What you will do — Below are some entries; can you quote all of them exactly?

[start]

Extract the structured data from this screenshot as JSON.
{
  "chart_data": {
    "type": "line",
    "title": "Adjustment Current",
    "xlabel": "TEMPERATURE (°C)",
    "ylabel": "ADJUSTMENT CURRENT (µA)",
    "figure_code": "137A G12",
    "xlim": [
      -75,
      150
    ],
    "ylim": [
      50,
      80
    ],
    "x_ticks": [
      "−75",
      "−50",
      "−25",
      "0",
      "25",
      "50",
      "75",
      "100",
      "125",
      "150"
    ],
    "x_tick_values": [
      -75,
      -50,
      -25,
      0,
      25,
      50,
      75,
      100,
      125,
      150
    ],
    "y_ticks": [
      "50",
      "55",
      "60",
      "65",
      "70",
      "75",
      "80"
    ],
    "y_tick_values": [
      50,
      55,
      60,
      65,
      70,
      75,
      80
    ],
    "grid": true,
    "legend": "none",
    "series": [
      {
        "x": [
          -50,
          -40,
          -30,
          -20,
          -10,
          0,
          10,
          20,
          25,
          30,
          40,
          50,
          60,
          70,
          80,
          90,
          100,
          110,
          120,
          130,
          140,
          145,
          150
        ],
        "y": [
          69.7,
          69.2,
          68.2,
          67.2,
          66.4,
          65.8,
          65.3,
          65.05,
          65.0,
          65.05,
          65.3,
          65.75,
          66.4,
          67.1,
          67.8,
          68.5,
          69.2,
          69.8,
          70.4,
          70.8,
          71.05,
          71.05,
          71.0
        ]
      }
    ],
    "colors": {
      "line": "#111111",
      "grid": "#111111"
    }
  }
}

[end]

Exercise response —
Extract the structured data from this screenshot as JSON.
{
  "chart_data": {
    "type": "line",
    "title": "Adjustment Current",
    "xlabel": "TEMPERATURE (°C)",
    "ylabel": "ADJUSTMENT CURRENT (µA)",
    "figure_code": "137A G12",
    "xlim": [
      -75,
      150
    ],
    "ylim": [
      50,
      80
    ],
    "x_ticks": [
      "−75",
      "−50",
      "−25",
      "0",
      "25",
      "50",
      "75",
      "100",
      "125",
      "150"
    ],
    "x_tick_values": [
      -75,
      -50,
      -25,
      0,
      25,
      50,
      75,
      100,
      125,
      150
    ],
    "y_ticks": [
      "50",
      "55",
      "60",
      "65",
      "70",
      "75",
      "80"
    ],
    "y_tick_values": [
      50,
      55,
      60,
      65,
      70,
      75,
      80
    ],
    "grid": true,
    "legend": "none",
    "series": [
      {
        "x": [
          -50,
          -40,
          -30,
          -20,
          -10,
          0,
          10,
          20,
          25,
          30,
          40,
          50,
          60,
          70,
          80,
          90,
          100,
          110,
          120,
          130,
          140,
          145,
          150
        ],
        "y": [
          69.7,
          69.2,
          68.2,
          67.2,
          66.4,
          65.8,
          65.3,
          65.05,
          65.0,
          65.05,
          65.3,
          65.75,
          66.4,
          67.1,
          67.8,
          68.5,
          69.2,
          69.8,
          70.4,
          70.8,
          71.05,
          71.05,
          71.0
        ]
      }
    ],
    "colors": {
      "line": "#111111",
      "grid": "#111111"
    }
  }
}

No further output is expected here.